What you will do:
Please locate each row below that contains the string "sales", and copy every such row in full.

Element placement data:
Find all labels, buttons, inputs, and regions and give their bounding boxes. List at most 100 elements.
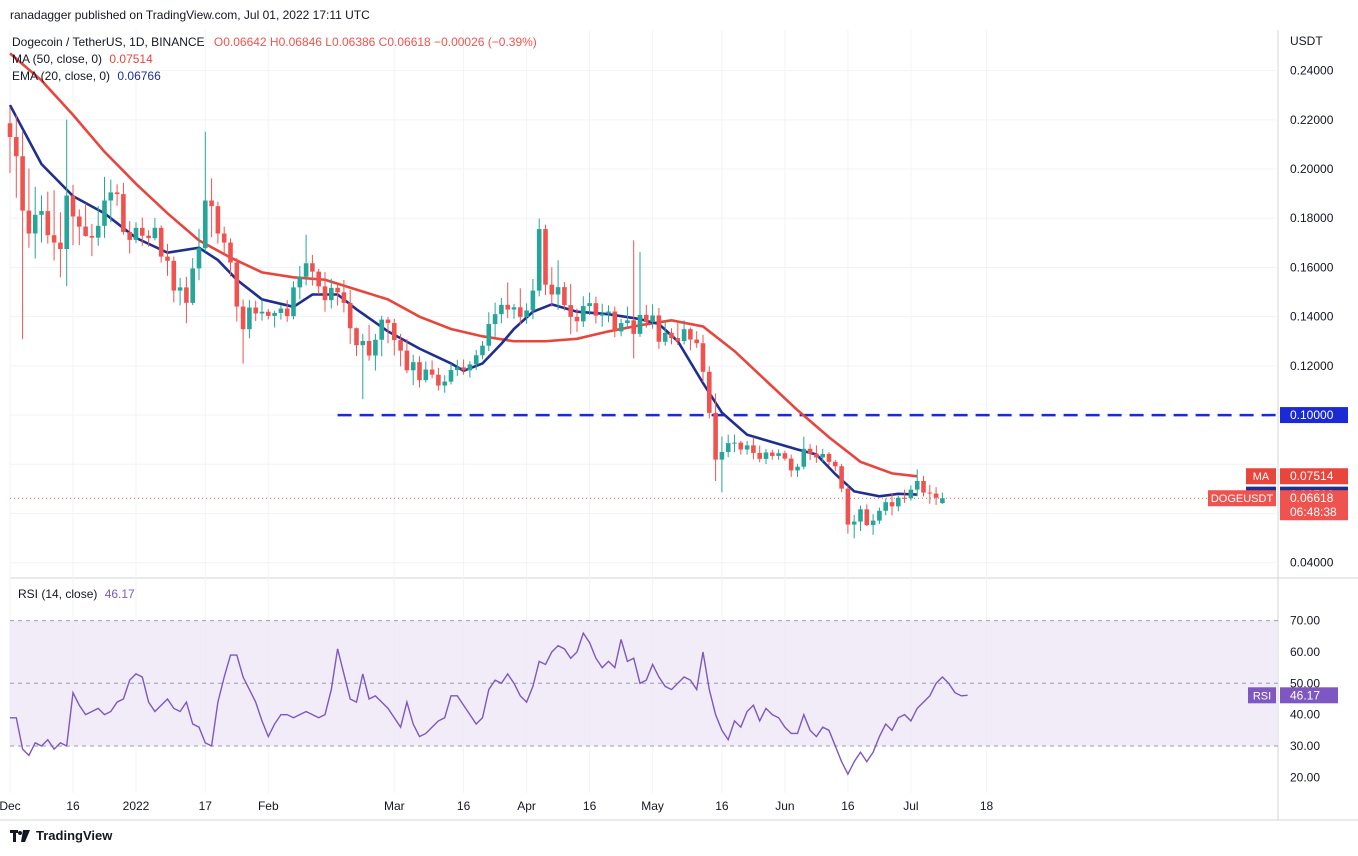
candle-body	[417, 362, 422, 381]
candle-body	[492, 314, 498, 325]
candle-body	[795, 466, 800, 471]
candle-body	[146, 235, 151, 239]
rsi-panel	[10, 620, 1278, 776]
candle-body	[732, 442, 737, 444]
time-tick-label: 16	[715, 799, 729, 813]
candle-body	[360, 341, 366, 346]
ma-legend[interactable]: MA (50, close, 0) 0.07514	[12, 52, 153, 66]
price-tag-value: 0.07514	[1290, 469, 1334, 483]
tradingview-logo-icon	[10, 829, 30, 842]
price-tick-label: 0.24000	[1290, 64, 1334, 78]
candle-body	[870, 520, 876, 526]
candle-body	[14, 137, 19, 157]
price-pane	[10, 30, 1278, 575]
candle-body	[114, 192, 120, 195]
candle-body	[826, 453, 832, 462]
candle-body	[228, 242, 233, 263]
rsi-legend-value: 46.17	[104, 587, 135, 601]
candle-body	[776, 453, 781, 456]
candle-body	[618, 323, 624, 332]
candle-body	[518, 307, 523, 317]
price-tick-label: 0.18000	[1290, 211, 1334, 225]
candle-body	[429, 369, 435, 375]
candle-body	[347, 302, 353, 329]
candle-body	[442, 381, 447, 386]
ma50-polyline	[9, 52, 918, 478]
candle-body	[820, 453, 825, 458]
price-tag-name-box	[1208, 490, 1276, 507]
brand-name: TradingView	[36, 828, 113, 843]
candle-body	[404, 350, 410, 371]
level-tag-box	[1280, 407, 1348, 424]
candle-body	[190, 268, 195, 303]
candle-body	[700, 343, 706, 372]
candle-body	[902, 497, 907, 499]
candle-body	[51, 235, 57, 243]
time-tick-label: Feb	[258, 799, 279, 813]
candle-body	[782, 453, 788, 459]
candle-body	[322, 286, 328, 301]
candle-body	[253, 307, 258, 314]
candle-body	[675, 338, 681, 342]
candle-body	[713, 412, 718, 460]
rsi-tag-value-box	[1280, 687, 1338, 704]
candle-body	[20, 156, 25, 211]
rsi-tag-name-box	[1248, 687, 1276, 704]
rsi-tick-label: 50.00	[1290, 676, 1320, 690]
candle-body	[127, 232, 132, 240]
candle-body	[770, 452, 775, 456]
candle-body	[587, 303, 592, 307]
candle-body	[7, 123, 13, 138]
candle-body	[448, 370, 454, 382]
candle-body	[505, 304, 510, 310]
candle-body	[95, 225, 101, 238]
candle-body	[631, 320, 636, 334]
candle-body	[581, 306, 586, 322]
candle-body	[593, 303, 599, 316]
candle-body	[64, 195, 69, 249]
currency-label: USDT	[1290, 34, 1323, 48]
candle-body	[751, 445, 756, 453]
ema20-polyline	[8, 104, 918, 498]
candle-body	[310, 263, 315, 272]
candle-body	[297, 276, 303, 288]
price-tag-name: MA	[1253, 471, 1270, 483]
symbol-title: Dogecoin / TetherUS, 1D, BINANCE O0.0664…	[12, 35, 537, 49]
time-tick-label: 2022	[123, 799, 150, 813]
time-tick-label: 16	[841, 799, 855, 813]
time-tick-label: Dec	[0, 799, 21, 813]
candle-body	[316, 271, 321, 287]
candle-body	[599, 313, 605, 316]
time-tick-label: 17	[199, 799, 213, 813]
candle-body	[329, 287, 334, 301]
candle-body	[303, 263, 309, 277]
candle-body	[864, 509, 870, 526]
candle-body	[536, 229, 542, 291]
candle-body	[612, 311, 618, 332]
candle-body	[240, 306, 246, 330]
price-tick-label: 0.16000	[1290, 260, 1334, 274]
candle-body	[58, 242, 63, 249]
candle-body	[524, 310, 529, 317]
candle-body	[436, 374, 441, 386]
candle-body	[379, 319, 384, 340]
rsi-legend[interactable]: RSI (14, close) 46.17	[18, 587, 135, 601]
candle-body	[221, 233, 227, 243]
candle-body	[89, 235, 95, 238]
candle-body	[606, 311, 611, 314]
ohlc-values: O0.06642 H0.06846 L0.06386 C0.06618 −0.0…	[213, 35, 537, 49]
symbol-name[interactable]: Dogecoin / TetherUS, 1D, BINANCE	[12, 35, 205, 49]
rsi-line	[10, 631, 968, 776]
candle-body	[455, 367, 460, 371]
candle-body	[877, 510, 882, 521]
candle-body	[102, 200, 107, 226]
tradingview-logo[interactable]: TradingView	[10, 828, 112, 843]
candle-body	[927, 492, 933, 494]
candle-body	[284, 308, 290, 317]
candles	[7, 107, 945, 539]
time-tick-label: 16	[583, 799, 597, 813]
candle-body	[656, 315, 662, 342]
candle-body	[896, 497, 901, 507]
ema-legend[interactable]: EMA (20, close, 0) 0.06766	[12, 69, 161, 83]
candle-body	[921, 481, 926, 493]
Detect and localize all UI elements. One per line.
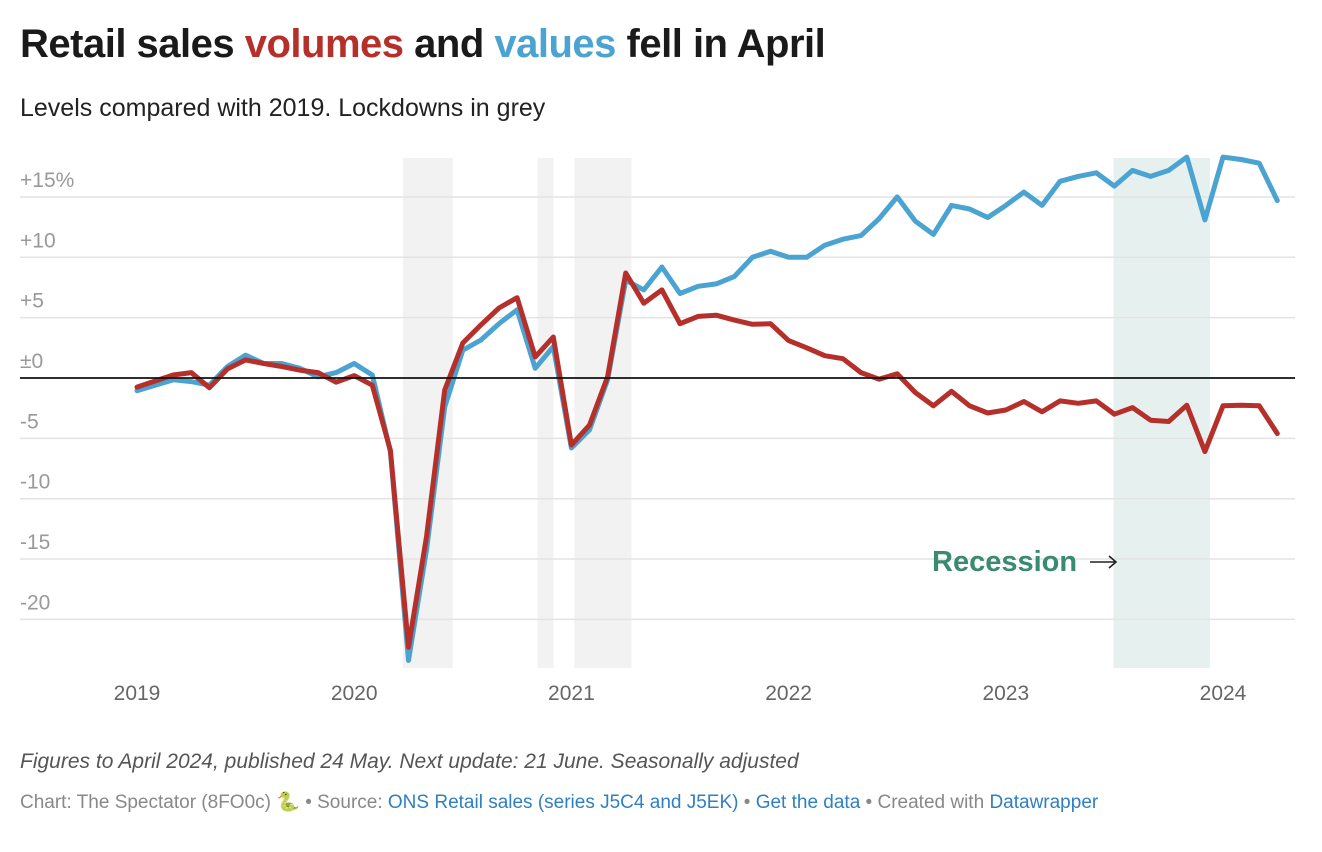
- x-tick-label: 2020: [331, 682, 378, 705]
- byline-text: • Source:: [299, 792, 388, 813]
- y-tick-label: +15%: [20, 169, 74, 192]
- y-tick-label: +5: [20, 290, 44, 313]
- y-tick-label: -10: [20, 471, 50, 494]
- y-tick-label: -5: [20, 410, 39, 433]
- series-line-volumes: [134, 270, 1280, 650]
- y-tick-label: ±0: [20, 350, 43, 373]
- chart-title: Retail sales volumes and values fell in …: [20, 22, 826, 67]
- title-text: Retail sales: [20, 22, 245, 66]
- y-tick-label: -15: [20, 531, 50, 554]
- x-tick-label: 2019: [114, 682, 161, 705]
- chart-subtitle: Levels compared with 2019. Lockdowns in …: [20, 94, 546, 122]
- recession-label: Recession: [932, 546, 1077, 578]
- y-tick-label: -20: [20, 591, 50, 614]
- get-data-link[interactable]: Get the data: [755, 792, 861, 813]
- y-tick-label: +10: [20, 229, 56, 252]
- lockdown-band: [537, 158, 554, 668]
- arrow-right-icon: [1090, 555, 1118, 569]
- title-text: and: [403, 22, 495, 66]
- x-tick-label: 2024: [1200, 682, 1247, 705]
- byline-text: •: [738, 792, 756, 813]
- chart-notes: Figures to April 2024, published 24 May.…: [20, 750, 799, 773]
- lockdown-band: [574, 158, 632, 668]
- byline-text: • Created with: [860, 792, 990, 813]
- x-tick-label: 2022: [765, 682, 812, 705]
- byline: Chart: The Spectator (8FO0c) 🐍 • Source:…: [20, 790, 1098, 814]
- byline-chart: Chart: The Spectator (8FO0c) 🐍: [20, 792, 300, 813]
- datawrapper-link[interactable]: Datawrapper: [989, 792, 1099, 813]
- title-values: values: [494, 22, 616, 66]
- x-tick-label: 2021: [548, 682, 595, 705]
- source-link[interactable]: ONS Retail sales (series J5C4 and J5EK): [387, 792, 739, 813]
- recession-band: [1113, 158, 1210, 668]
- title-text: fell in April: [615, 22, 826, 66]
- line-chart: +15% +10 +5 ±0 -5 -10 -15 -20 2019 2020 2021 2022 20…: [20, 154, 1295, 705]
- title-volumes: volumes: [244, 22, 404, 66]
- x-tick-label: 2023: [982, 682, 1029, 705]
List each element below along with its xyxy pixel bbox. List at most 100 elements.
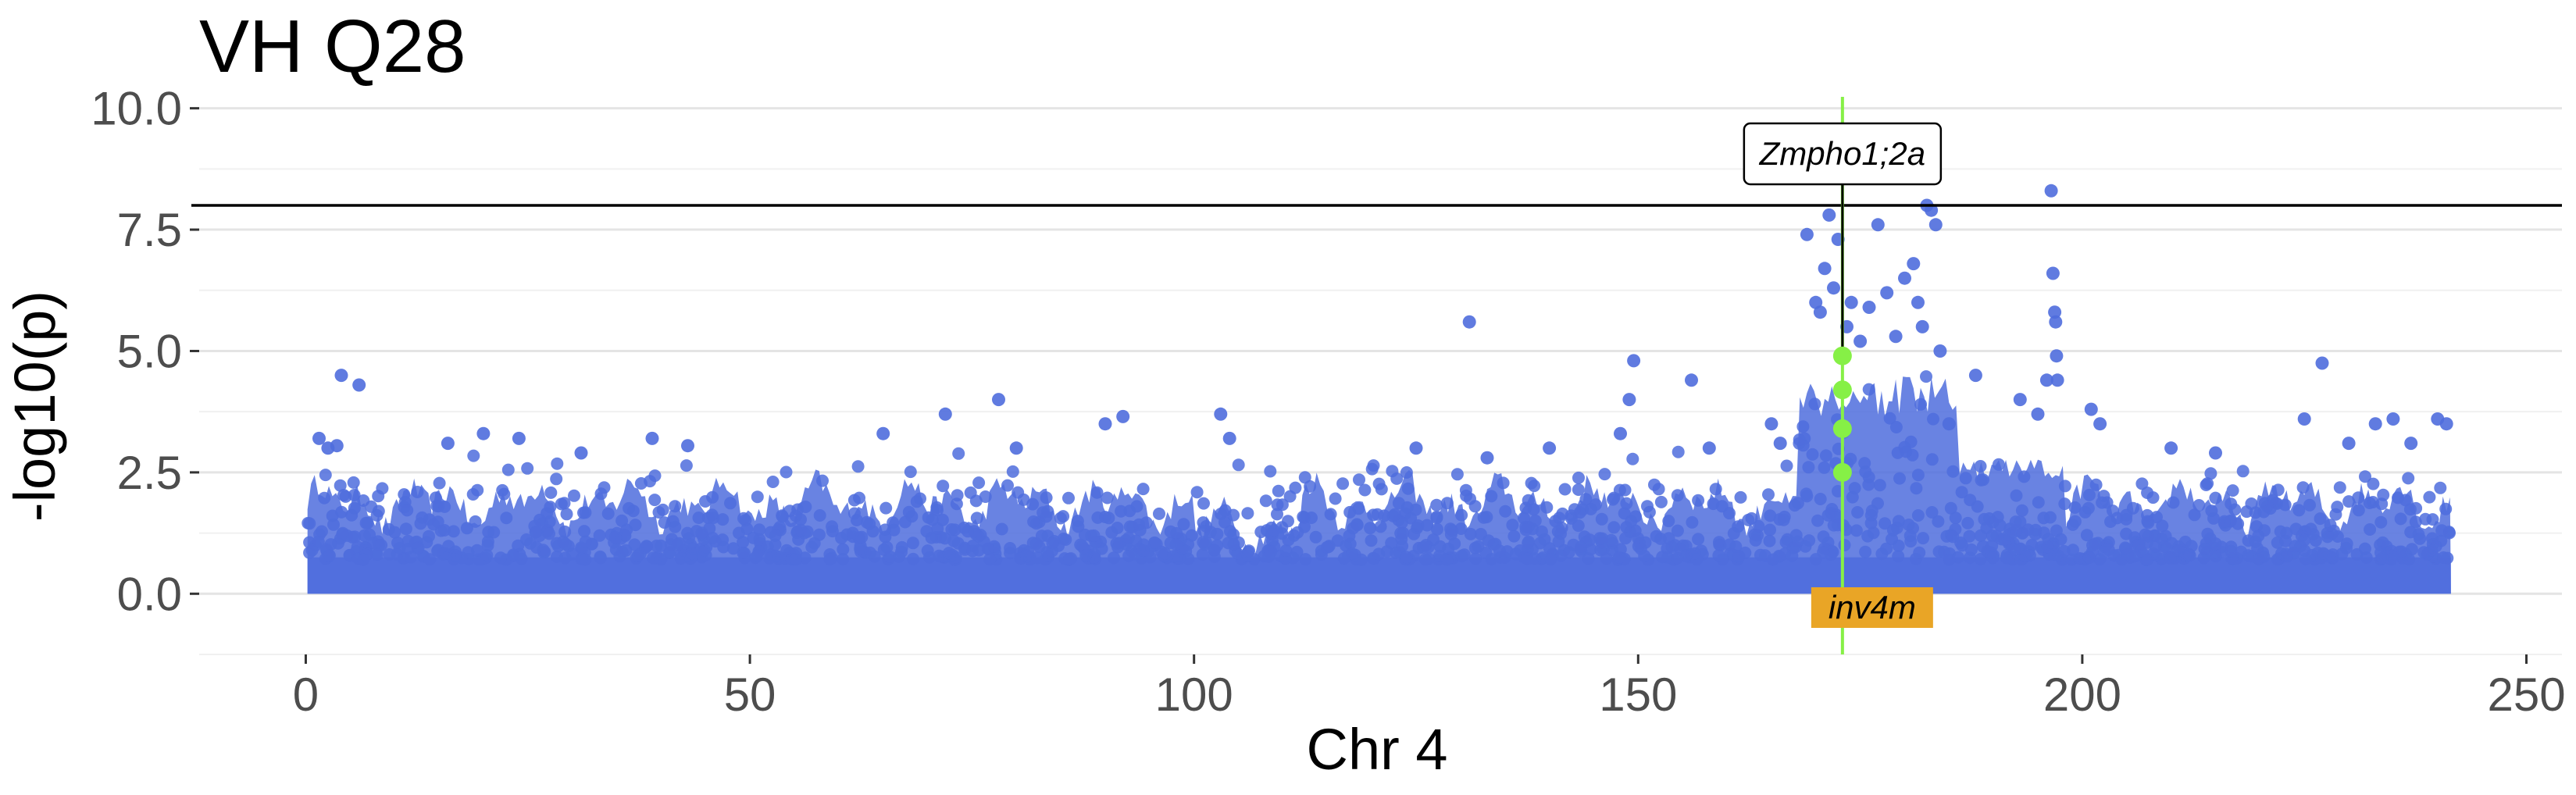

Task response:
- chart-title: Retail sales volumes and values fell in …: [20, 22, 826, 67]
- title-text: Retail sales: [20, 22, 245, 66]
- source-link[interactable]: ONS Retail sales (series J5C4 and J5EK): [387, 792, 739, 813]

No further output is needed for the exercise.